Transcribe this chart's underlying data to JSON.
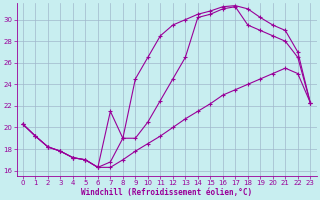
{
  "xlabel": "Windchill (Refroidissement éolien,°C)",
  "background_color": "#c8eef0",
  "line_color": "#990099",
  "grid_color": "#a0b8cc",
  "xlim": [
    -0.5,
    23.5
  ],
  "ylim": [
    15.5,
    31.5
  ],
  "xticks": [
    0,
    1,
    2,
    3,
    4,
    5,
    6,
    7,
    8,
    9,
    10,
    11,
    12,
    13,
    14,
    15,
    16,
    17,
    18,
    19,
    20,
    21,
    22,
    23
  ],
  "yticks": [
    16,
    18,
    20,
    22,
    24,
    26,
    28,
    30
  ],
  "line1_x": [
    0,
    1,
    2,
    3,
    4,
    5,
    6,
    7,
    8,
    9,
    10,
    11,
    12,
    13,
    14,
    15,
    16,
    17,
    18,
    19,
    20,
    21,
    22,
    23
  ],
  "line1_y": [
    20.3,
    19.2,
    18.2,
    17.8,
    17.2,
    17.0,
    16.3,
    16.3,
    17.0,
    17.8,
    18.5,
    19.2,
    20.0,
    20.8,
    21.5,
    22.2,
    23.0,
    23.5,
    24.0,
    24.5,
    25.0,
    25.5,
    25.0,
    22.3
  ],
  "line2_x": [
    0,
    1,
    2,
    3,
    4,
    5,
    6,
    7,
    8,
    9,
    10,
    11,
    12,
    13,
    14,
    15,
    16,
    17,
    18,
    19,
    20,
    21,
    22,
    23
  ],
  "line2_y": [
    20.3,
    19.2,
    18.2,
    17.8,
    17.2,
    17.0,
    16.3,
    16.8,
    19.0,
    24.5,
    26.5,
    28.5,
    29.5,
    30.0,
    30.5,
    30.8,
    31.2,
    31.3,
    31.0,
    30.2,
    29.5,
    29.0,
    27.0,
    22.3
  ],
  "line3_x": [
    0,
    1,
    2,
    3,
    4,
    5,
    6,
    7,
    8,
    9,
    10,
    11,
    12,
    13,
    14,
    15,
    16,
    17,
    18,
    19,
    20,
    21,
    22,
    23
  ],
  "line3_y": [
    20.3,
    19.2,
    18.2,
    17.8,
    17.2,
    17.0,
    16.3,
    21.5,
    19.0,
    19.0,
    20.5,
    22.5,
    24.5,
    26.5,
    30.2,
    30.5,
    31.0,
    31.2,
    29.5,
    29.0,
    28.5,
    28.0,
    26.5,
    22.3
  ]
}
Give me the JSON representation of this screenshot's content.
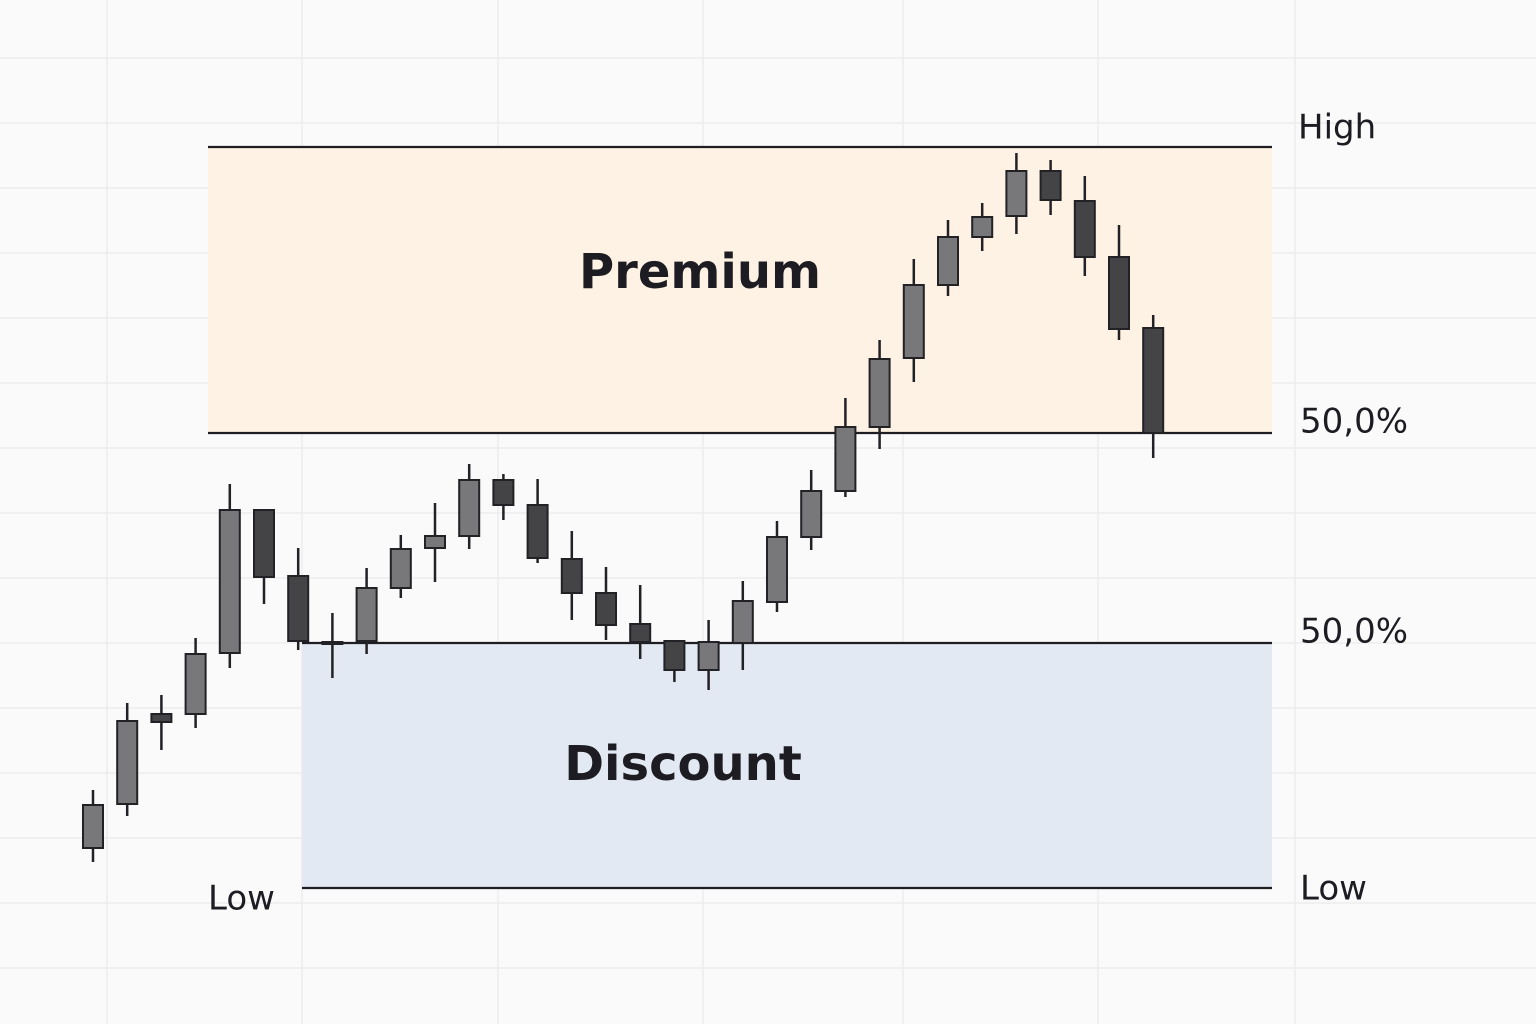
{
  "chart_data": {
    "type": "candlestick",
    "zone_labels": [
      "Premium",
      "Discount"
    ],
    "side_label": "Low",
    "levels": [
      {
        "label": "High",
        "value": 741
      },
      {
        "label": "50,0%",
        "value": 455
      },
      {
        "label": "50,0%",
        "value": 245
      },
      {
        "label": "Low",
        "value": 0
      }
    ],
    "ylim": [
      0,
      741
    ],
    "open": [
      40,
      84,
      174,
      174,
      235,
      378,
      312,
      246,
      247,
      300,
      340,
      352,
      408,
      383,
      329,
      295,
      264,
      247,
      218,
      245,
      286,
      351,
      397,
      461,
      530,
      603,
      651,
      672,
      717,
      687,
      631,
      560
    ],
    "high": [
      98,
      185,
      193,
      250,
      404,
      378,
      340,
      275,
      320,
      353,
      385,
      424,
      414,
      409,
      357,
      321,
      303,
      248,
      268,
      307,
      367,
      418,
      490,
      548,
      629,
      668,
      685,
      735,
      728,
      712,
      663,
      573
    ],
    "low": [
      26,
      72,
      138,
      160,
      220,
      284,
      238,
      210,
      234,
      290,
      306,
      339,
      368,
      325,
      268,
      248,
      229,
      206,
      198,
      218,
      276,
      338,
      391,
      439,
      506,
      592,
      637,
      654,
      673,
      612,
      548,
      430
    ],
    "close": [
      83,
      167,
      166,
      234,
      378,
      311,
      247,
      244,
      300,
      339,
      352,
      408,
      383,
      330,
      295,
      263,
      246,
      218,
      246,
      287,
      351,
      397,
      461,
      529,
      603,
      651,
      671,
      717,
      688,
      631,
      559,
      455
    ],
    "up_color": "#78787b",
    "down_color": "#444447",
    "premium_color": "#fdf2e3",
    "discount_color": "#e2e9f2"
  }
}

WHAT IS EXPECTED: Find each line with the string "this" and copy it out.

COMPLETE ANSWER:
Transcribe this chart's underlying data to JSON.
Give me the JSON representation of this screenshot's content.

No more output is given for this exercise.